%%

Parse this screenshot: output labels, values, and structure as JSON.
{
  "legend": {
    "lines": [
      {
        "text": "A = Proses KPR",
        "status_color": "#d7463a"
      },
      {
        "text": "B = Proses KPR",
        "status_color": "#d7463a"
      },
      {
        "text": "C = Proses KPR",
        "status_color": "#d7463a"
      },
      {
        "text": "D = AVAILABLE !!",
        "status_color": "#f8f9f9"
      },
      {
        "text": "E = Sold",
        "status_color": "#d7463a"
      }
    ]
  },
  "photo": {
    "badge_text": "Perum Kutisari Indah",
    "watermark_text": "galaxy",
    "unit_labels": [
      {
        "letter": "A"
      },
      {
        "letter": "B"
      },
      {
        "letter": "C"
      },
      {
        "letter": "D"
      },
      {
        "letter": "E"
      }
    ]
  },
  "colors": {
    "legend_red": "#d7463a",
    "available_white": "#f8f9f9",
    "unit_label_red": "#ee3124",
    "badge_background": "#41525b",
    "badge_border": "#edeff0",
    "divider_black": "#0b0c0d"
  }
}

%%

• **Written problem**
Scan the material above for the string "Proses" and return the lines that hold it.

• **Response to the exercise**
        "text": "A = Proses KPR",
        "text": "B = Proses KPR",
        "text": "C = Proses KPR",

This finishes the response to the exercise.